◆ WHAT THE EXERCISE ASKS ◆
Transcribe every record that appears below, exactly and in full.

◆ Excerpts from a figure dataset ◆
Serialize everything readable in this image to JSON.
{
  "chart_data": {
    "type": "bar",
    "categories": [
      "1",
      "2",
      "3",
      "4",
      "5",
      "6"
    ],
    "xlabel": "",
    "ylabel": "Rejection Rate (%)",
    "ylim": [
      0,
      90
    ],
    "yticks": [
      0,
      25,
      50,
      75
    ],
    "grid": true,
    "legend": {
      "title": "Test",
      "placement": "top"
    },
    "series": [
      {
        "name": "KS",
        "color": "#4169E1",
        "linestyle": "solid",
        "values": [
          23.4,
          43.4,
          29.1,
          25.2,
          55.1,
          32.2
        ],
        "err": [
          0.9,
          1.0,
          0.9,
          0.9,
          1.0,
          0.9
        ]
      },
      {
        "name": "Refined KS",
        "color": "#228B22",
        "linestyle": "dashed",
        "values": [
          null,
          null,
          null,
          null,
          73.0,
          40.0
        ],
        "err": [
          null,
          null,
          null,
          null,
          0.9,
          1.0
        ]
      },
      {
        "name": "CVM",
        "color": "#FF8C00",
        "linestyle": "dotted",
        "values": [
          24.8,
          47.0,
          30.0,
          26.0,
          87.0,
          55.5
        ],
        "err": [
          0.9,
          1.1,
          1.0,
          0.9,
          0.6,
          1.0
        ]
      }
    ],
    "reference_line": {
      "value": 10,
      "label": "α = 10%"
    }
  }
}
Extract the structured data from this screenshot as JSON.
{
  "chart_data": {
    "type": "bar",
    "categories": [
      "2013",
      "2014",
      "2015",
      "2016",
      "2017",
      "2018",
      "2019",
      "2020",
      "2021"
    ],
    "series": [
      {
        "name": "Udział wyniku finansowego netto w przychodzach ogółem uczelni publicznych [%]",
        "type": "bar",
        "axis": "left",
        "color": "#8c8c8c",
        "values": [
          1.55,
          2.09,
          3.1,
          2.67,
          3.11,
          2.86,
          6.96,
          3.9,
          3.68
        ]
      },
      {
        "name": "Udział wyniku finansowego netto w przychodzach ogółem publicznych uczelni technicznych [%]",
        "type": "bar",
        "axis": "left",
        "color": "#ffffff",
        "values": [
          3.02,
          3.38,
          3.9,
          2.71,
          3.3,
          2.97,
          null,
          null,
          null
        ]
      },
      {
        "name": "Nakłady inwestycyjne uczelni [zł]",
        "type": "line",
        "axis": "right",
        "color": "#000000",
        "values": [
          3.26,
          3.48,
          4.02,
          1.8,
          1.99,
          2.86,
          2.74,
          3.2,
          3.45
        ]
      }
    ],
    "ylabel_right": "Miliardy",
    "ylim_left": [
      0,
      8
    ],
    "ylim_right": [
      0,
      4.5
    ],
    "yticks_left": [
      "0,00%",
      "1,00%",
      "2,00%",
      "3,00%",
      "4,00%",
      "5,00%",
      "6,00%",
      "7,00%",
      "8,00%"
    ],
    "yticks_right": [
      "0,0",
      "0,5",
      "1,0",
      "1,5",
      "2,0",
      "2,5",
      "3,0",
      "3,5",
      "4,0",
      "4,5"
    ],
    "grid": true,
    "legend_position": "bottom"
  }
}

◆ TASK OUTPUT ◆
Serialize everything readable in this image to JSON.
{
  "chart_data": {
    "type": "bar",
    "categories": [
      "1",
      "2",
      "3",
      "4",
      "5",
      "6"
    ],
    "xlabel": "",
    "ylabel": "Rejection Rate (%)",
    "ylim": [
      0,
      90
    ],
    "yticks": [
      0,
      25,
      50,
      75
    ],
    "grid": true,
    "legend": {
      "title": "Test",
      "placement": "top"
    },
    "series": [
      {
        "name": "KS",
        "color": "#4169E1",
        "linestyle": "solid",
        "values": [
          23.4,
          43.4,
          29.1,
          25.2,
          55.1,
          32.2
        ],
        "err": [
          0.9,
          1.0,
          0.9,
          0.9,
          1.0,
          0.9
        ]
      },
      {
        "name": "Refined KS",
        "color": "#228B22",
        "linestyle": "dashed",
        "values": [
          null,
          null,
          null,
          null,
          73.0,
          40.0
        ],
        "err": [
          null,
          null,
          null,
          null,
          0.9,
          1.0
        ]
      },
      {
        "name": "CVM",
        "color": "#FF8C00",
        "linestyle": "dotted",
        "values": [
          24.8,
          47.0,
          30.0,
          26.0,
          87.0,
          55.5
        ],
        "err": [
          0.9,
          1.1,
          1.0,
          0.9,
          0.6,
          1.0
        ]
      }
    ],
    "reference_line": {
      "value": 10,
      "label": "α = 10%"
    }
  }
}
Extract the structured data from this screenshot as JSON.
{
  "chart_data": {
    "type": "bar",
    "categories": [
      "2013",
      "2014",
      "2015",
      "2016",
      "2017",
      "2018",
      "2019",
      "2020",
      "2021"
    ],
    "series": [
      {
        "name": "Udział wyniku finansowego netto w przychodzach ogółem uczelni publicznych [%]",
        "type": "bar",
        "axis": "left",
        "color": "#8c8c8c",
        "values": [
          1.55,
          2.09,
          3.1,
          2.67,
          3.11,
          2.86,
          6.96,
          3.9,
          3.68
        ]
      },
      {
        "name": "Udział wyniku finansowego netto w przychodzach ogółem publicznych uczelni technicznych [%]",
        "type": "bar",
        "axis": "left",
        "color": "#ffffff",
        "values": [
          3.02,
          3.38,
          3.9,
          2.71,
          3.3,
          2.97,
          null,
          null,
          null
        ]
      },
      {
        "name": "Nakłady inwestycyjne uczelni [zł]",
        "type": "line",
        "axis": "right",
        "color": "#000000",
        "values": [
          3.26,
          3.48,
          4.02,
          1.8,
          1.99,
          2.86,
          2.74,
          3.2,
          3.45
        ]
      }
    ],
    "ylabel_right": "Miliardy",
    "ylim_left": [
      0,
      8
    ],
    "ylim_right": [
      0,
      4.5
    ],
    "yticks_left": [
      "0,00%",
      "1,00%",
      "2,00%",
      "3,00%",
      "4,00%",
      "5,00%",
      "6,00%",
      "7,00%",
      "8,00%"
    ],
    "yticks_right": [
      "0,0",
      "0,5",
      "1,0",
      "1,5",
      "2,0",
      "2,5",
      "3,0",
      "3,5",
      "4,0",
      "4,5"
    ],
    "grid": true,
    "legend_position": "bottom"
  }
}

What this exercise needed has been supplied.